Layout records:
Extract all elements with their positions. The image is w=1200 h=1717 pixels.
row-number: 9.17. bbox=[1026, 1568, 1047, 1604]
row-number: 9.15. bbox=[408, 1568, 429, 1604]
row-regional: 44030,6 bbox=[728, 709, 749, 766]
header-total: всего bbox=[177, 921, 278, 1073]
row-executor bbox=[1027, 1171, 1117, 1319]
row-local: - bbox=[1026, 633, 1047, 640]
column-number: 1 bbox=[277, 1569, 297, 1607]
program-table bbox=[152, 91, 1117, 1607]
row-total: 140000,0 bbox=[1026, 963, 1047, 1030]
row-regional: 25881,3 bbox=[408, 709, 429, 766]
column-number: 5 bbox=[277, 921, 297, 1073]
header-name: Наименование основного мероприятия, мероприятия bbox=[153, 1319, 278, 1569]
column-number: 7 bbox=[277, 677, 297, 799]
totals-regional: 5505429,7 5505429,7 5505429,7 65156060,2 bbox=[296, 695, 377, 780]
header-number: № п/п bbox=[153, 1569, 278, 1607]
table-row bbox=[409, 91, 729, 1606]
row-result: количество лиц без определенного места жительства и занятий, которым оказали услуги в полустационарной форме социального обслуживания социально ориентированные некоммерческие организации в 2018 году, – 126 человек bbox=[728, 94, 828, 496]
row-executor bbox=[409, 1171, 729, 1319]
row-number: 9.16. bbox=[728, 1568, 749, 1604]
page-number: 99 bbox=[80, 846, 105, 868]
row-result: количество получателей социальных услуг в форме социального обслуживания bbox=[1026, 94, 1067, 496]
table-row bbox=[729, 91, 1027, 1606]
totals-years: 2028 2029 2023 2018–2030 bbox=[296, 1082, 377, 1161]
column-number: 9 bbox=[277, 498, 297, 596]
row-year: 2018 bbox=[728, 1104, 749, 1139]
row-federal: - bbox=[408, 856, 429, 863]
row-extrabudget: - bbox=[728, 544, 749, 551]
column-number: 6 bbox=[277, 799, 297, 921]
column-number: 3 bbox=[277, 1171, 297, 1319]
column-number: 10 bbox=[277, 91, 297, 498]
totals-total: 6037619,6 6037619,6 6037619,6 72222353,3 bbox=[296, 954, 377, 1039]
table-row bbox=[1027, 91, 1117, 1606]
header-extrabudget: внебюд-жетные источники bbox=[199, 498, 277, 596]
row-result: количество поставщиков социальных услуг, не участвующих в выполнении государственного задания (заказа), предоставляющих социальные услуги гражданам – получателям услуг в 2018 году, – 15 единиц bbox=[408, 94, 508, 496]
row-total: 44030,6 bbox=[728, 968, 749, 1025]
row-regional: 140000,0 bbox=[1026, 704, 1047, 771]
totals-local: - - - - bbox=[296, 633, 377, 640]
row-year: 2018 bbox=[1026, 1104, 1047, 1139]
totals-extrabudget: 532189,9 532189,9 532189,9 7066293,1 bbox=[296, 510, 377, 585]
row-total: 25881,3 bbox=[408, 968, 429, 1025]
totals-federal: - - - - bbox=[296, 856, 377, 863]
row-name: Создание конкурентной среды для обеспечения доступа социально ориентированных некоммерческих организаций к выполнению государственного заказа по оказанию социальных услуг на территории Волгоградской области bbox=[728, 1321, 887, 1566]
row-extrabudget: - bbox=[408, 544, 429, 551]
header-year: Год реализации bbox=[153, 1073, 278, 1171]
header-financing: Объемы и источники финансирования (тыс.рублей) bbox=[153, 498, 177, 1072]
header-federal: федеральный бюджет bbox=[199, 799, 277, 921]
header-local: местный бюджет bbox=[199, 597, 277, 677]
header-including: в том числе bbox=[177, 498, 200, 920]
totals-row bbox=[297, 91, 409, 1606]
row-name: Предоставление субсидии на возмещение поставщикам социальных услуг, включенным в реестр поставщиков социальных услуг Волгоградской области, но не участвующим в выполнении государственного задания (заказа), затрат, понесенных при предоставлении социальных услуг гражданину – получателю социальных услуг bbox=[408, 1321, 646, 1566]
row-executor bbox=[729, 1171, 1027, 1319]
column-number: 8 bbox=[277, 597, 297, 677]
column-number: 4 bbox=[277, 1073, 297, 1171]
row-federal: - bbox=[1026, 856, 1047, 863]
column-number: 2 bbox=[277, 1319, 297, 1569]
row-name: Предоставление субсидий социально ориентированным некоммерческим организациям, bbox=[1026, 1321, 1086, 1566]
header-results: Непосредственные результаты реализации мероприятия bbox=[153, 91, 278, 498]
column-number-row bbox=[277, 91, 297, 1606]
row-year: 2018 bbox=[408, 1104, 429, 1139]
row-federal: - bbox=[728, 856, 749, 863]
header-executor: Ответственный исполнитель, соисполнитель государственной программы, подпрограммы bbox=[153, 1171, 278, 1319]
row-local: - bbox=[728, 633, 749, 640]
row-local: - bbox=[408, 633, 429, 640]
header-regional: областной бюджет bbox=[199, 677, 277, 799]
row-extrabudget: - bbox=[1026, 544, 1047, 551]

Stated goal: Reproduce every line of the items above verbatim, changing nothing.

Result of the task:
Extract all elements with their positions. The image is w=1200 h=1717 pixels.
row-number: 9.17. bbox=[1026, 1568, 1047, 1604]
row-number: 9.15. bbox=[408, 1568, 429, 1604]
row-regional: 44030,6 bbox=[728, 709, 749, 766]
header-total: всего bbox=[177, 921, 278, 1073]
row-executor bbox=[1027, 1171, 1117, 1319]
row-local: - bbox=[1026, 633, 1047, 640]
column-number: 1 bbox=[277, 1569, 297, 1607]
program-table bbox=[152, 91, 1117, 1607]
row-total: 140000,0 bbox=[1026, 963, 1047, 1030]
row-regional: 25881,3 bbox=[408, 709, 429, 766]
column-number: 5 bbox=[277, 921, 297, 1073]
header-name: Наименование основного мероприятия, мероприятия bbox=[153, 1319, 278, 1569]
column-number: 7 bbox=[277, 677, 297, 799]
totals-regional: 5505429,7 5505429,7 5505429,7 65156060,2 bbox=[296, 695, 377, 780]
header-number: № п/п bbox=[153, 1569, 278, 1607]
table-row bbox=[409, 91, 729, 1606]
row-result: количество лиц без определенного места жительства и занятий, которым оказали услуги в полустационарной форме социального обслуживания социально ориентированные некоммерческие организации в 2018 году, – 126 человек bbox=[728, 94, 828, 496]
row-executor bbox=[409, 1171, 729, 1319]
row-number: 9.16. bbox=[728, 1568, 749, 1604]
page-number: 99 bbox=[80, 846, 105, 868]
row-result: количество получателей социальных услуг в форме социального обслуживания bbox=[1026, 94, 1067, 496]
table-row bbox=[729, 91, 1027, 1606]
totals-years: 2028 2029 2023 2018–2030 bbox=[296, 1082, 377, 1161]
column-number: 9 bbox=[277, 498, 297, 596]
row-year: 2018 bbox=[728, 1104, 749, 1139]
row-federal: - bbox=[408, 856, 429, 863]
row-extrabudget: - bbox=[728, 544, 749, 551]
column-number: 6 bbox=[277, 799, 297, 921]
column-number: 3 bbox=[277, 1171, 297, 1319]
column-number: 10 bbox=[277, 91, 297, 498]
totals-total: 6037619,6 6037619,6 6037619,6 72222353,3 bbox=[296, 954, 377, 1039]
table-row bbox=[1027, 91, 1117, 1606]
header-extrabudget: внебюд-жетные источники bbox=[199, 498, 277, 596]
row-result: количество поставщиков социальных услуг, не участвующих в выполнении государственного задания (заказа), предоставляющих социальные услуги гражданам – получателям услуг в 2018 году, – 15 единиц bbox=[408, 94, 508, 496]
row-total: 44030,6 bbox=[728, 968, 749, 1025]
row-regional: 140000,0 bbox=[1026, 704, 1047, 771]
totals-local: - - - - bbox=[296, 633, 377, 640]
row-year: 2018 bbox=[1026, 1104, 1047, 1139]
totals-extrabudget: 532189,9 532189,9 532189,9 7066293,1 bbox=[296, 510, 377, 585]
row-total: 25881,3 bbox=[408, 968, 429, 1025]
totals-federal: - - - - bbox=[296, 856, 377, 863]
row-name: Создание конкурентной среды для обеспечения доступа социально ориентированных некоммерческих организаций к выполнению государственного заказа по оказанию социальных услуг на территории Волгоградской области bbox=[728, 1321, 887, 1566]
row-extrabudget: - bbox=[408, 544, 429, 551]
header-year: Год реализации bbox=[153, 1073, 278, 1171]
header-financing: Объемы и источники финансирования (тыс.рублей) bbox=[153, 498, 177, 1072]
header-federal: федеральный бюджет bbox=[199, 799, 277, 921]
header-local: местный бюджет bbox=[199, 597, 277, 677]
header-including: в том числе bbox=[177, 498, 200, 920]
totals-row bbox=[297, 91, 409, 1606]
row-name: Предоставление субсидии на возмещение поставщикам социальных услуг, включенным в реестр поставщиков социальных услуг Волгоградской области, но не участвующим в выполнении государственного задания (заказа), затрат, понесенных при предоставлении социальных услуг гражданину – получателю социальных услуг bbox=[408, 1321, 646, 1566]
row-executor bbox=[729, 1171, 1027, 1319]
column-number: 8 bbox=[277, 597, 297, 677]
column-number: 4 bbox=[277, 1073, 297, 1171]
row-federal: - bbox=[1026, 856, 1047, 863]
column-number: 2 bbox=[277, 1319, 297, 1569]
row-name: Предоставление субсидий социально ориентированным некоммерческим организациям, bbox=[1026, 1321, 1086, 1566]
header-results: Непосредственные результаты реализации мероприятия bbox=[153, 91, 278, 498]
column-number-row bbox=[277, 91, 297, 1606]
row-year: 2018 bbox=[408, 1104, 429, 1139]
row-federal: - bbox=[728, 856, 749, 863]
header-executor: Ответственный исполнитель, соисполнитель государственной программы, подпрограммы bbox=[153, 1171, 278, 1319]
row-local: - bbox=[728, 633, 749, 640]
row-local: - bbox=[408, 633, 429, 640]
header-regional: областной бюджет bbox=[199, 677, 277, 799]
row-extrabudget: - bbox=[1026, 544, 1047, 551]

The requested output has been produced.